> **EXERCISE DETAILS**: Reproduce the records below in their entirety, character for character.

> **DATA FOR THIS TASK**:
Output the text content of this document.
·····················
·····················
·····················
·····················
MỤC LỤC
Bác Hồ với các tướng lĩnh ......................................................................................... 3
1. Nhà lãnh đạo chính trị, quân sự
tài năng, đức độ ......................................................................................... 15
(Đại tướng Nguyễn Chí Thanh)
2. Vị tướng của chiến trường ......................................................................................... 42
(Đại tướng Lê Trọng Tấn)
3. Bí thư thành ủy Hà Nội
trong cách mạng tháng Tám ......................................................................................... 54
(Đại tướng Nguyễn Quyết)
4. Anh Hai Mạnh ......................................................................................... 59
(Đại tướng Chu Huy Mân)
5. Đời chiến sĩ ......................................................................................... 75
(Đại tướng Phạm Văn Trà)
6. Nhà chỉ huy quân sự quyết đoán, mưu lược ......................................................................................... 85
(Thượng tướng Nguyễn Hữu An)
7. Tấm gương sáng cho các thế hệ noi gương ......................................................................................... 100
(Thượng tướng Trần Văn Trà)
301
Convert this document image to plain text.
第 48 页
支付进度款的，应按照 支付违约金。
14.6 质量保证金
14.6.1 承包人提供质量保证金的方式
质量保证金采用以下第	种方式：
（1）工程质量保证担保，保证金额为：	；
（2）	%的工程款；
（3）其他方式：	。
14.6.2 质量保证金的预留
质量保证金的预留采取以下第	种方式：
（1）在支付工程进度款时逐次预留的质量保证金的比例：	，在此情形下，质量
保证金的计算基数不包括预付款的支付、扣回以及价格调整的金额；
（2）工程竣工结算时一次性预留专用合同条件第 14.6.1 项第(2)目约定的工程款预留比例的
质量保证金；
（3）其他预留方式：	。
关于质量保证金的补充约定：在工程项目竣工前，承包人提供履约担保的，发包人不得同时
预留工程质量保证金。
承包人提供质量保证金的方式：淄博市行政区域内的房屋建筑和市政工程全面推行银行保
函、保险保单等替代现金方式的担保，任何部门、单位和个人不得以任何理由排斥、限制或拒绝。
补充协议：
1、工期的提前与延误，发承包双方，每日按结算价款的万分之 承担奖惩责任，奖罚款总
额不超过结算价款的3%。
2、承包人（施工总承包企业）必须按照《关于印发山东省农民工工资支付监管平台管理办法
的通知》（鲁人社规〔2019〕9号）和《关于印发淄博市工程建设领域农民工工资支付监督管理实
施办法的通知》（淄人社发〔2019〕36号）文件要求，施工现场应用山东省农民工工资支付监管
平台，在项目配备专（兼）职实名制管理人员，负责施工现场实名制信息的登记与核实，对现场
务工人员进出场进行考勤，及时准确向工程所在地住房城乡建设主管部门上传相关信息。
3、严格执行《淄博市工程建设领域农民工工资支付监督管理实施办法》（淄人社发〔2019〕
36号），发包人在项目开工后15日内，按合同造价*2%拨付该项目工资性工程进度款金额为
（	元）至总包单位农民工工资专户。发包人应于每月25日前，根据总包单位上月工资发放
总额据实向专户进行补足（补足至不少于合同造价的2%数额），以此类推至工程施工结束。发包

> **EXERCISE SOLUTION**:
Output the text content of this document.
·····················
·····················
·····················
·····················
MỤC LỤC
Bác Hồ với các tướng lĩnh ......................................................................................... 3
1. Nhà lãnh đạo chính trị, quân sự
tài năng, đức độ ......................................................................................... 15
(Đại tướng Nguyễn Chí Thanh)
2. Vị tướng của chiến trường ......................................................................................... 42
(Đại tướng Lê Trọng Tấn)
3. Bí thư thành ủy Hà Nội
trong cách mạng tháng Tám ......................................................................................... 54
(Đại tướng Nguyễn Quyết)
4. Anh Hai Mạnh ......................................................................................... 59
(Đại tướng Chu Huy Mân)
5. Đời chiến sĩ ......................................................................................... 75
(Đại tướng Phạm Văn Trà)
6. Nhà chỉ huy quân sự quyết đoán, mưu lược ......................................................................................... 85
(Thượng tướng Nguyễn Hữu An)
7. Tấm gương sáng cho các thế hệ noi gương ......................................................................................... 100
(Thượng tướng Trần Văn Trà)
301
Convert this document image to plain text.
第 48 页
支付进度款的，应按照 支付违约金。
14.6 质量保证金
14.6.1 承包人提供质量保证金的方式
质量保证金采用以下第	种方式：
（1）工程质量保证担保，保证金额为：	；
（2）	%的工程款；
（3）其他方式：	。
14.6.2 质量保证金的预留
质量保证金的预留采取以下第	种方式：
（1）在支付工程进度款时逐次预留的质量保证金的比例：	，在此情形下，质量
保证金的计算基数不包括预付款的支付、扣回以及价格调整的金额；
（2）工程竣工结算时一次性预留专用合同条件第 14.6.1 项第(2)目约定的工程款预留比例的
质量保证金；
（3）其他预留方式：	。
关于质量保证金的补充约定：在工程项目竣工前，承包人提供履约担保的，发包人不得同时
预留工程质量保证金。
承包人提供质量保证金的方式：淄博市行政区域内的房屋建筑和市政工程全面推行银行保
函、保险保单等替代现金方式的担保，任何部门、单位和个人不得以任何理由排斥、限制或拒绝。
补充协议：
1、工期的提前与延误，发承包双方，每日按结算价款的万分之 承担奖惩责任，奖罚款总
额不超过结算价款的3%。
2、承包人（施工总承包企业）必须按照《关于印发山东省农民工工资支付监管平台管理办法
的通知》（鲁人社规〔2019〕9号）和《关于印发淄博市工程建设领域农民工工资支付监督管理实
施办法的通知》（淄人社发〔2019〕36号）文件要求，施工现场应用山东省农民工工资支付监管
平台，在项目配备专（兼）职实名制管理人员，负责施工现场实名制信息的登记与核实，对现场
务工人员进出场进行考勤，及时准确向工程所在地住房城乡建设主管部门上传相关信息。
3、严格执行《淄博市工程建设领域农民工工资支付监督管理实施办法》（淄人社发〔2019〕
36号），发包人在项目开工后15日内，按合同造价*2%拨付该项目工资性工程进度款金额为
（	元）至总包单位农民工工资专户。发包人应于每月25日前，根据总包单位上月工资发放
总额据实向专户进行补足（补足至不少于合同造价的2%数额），以此类推至工程施工结束。发包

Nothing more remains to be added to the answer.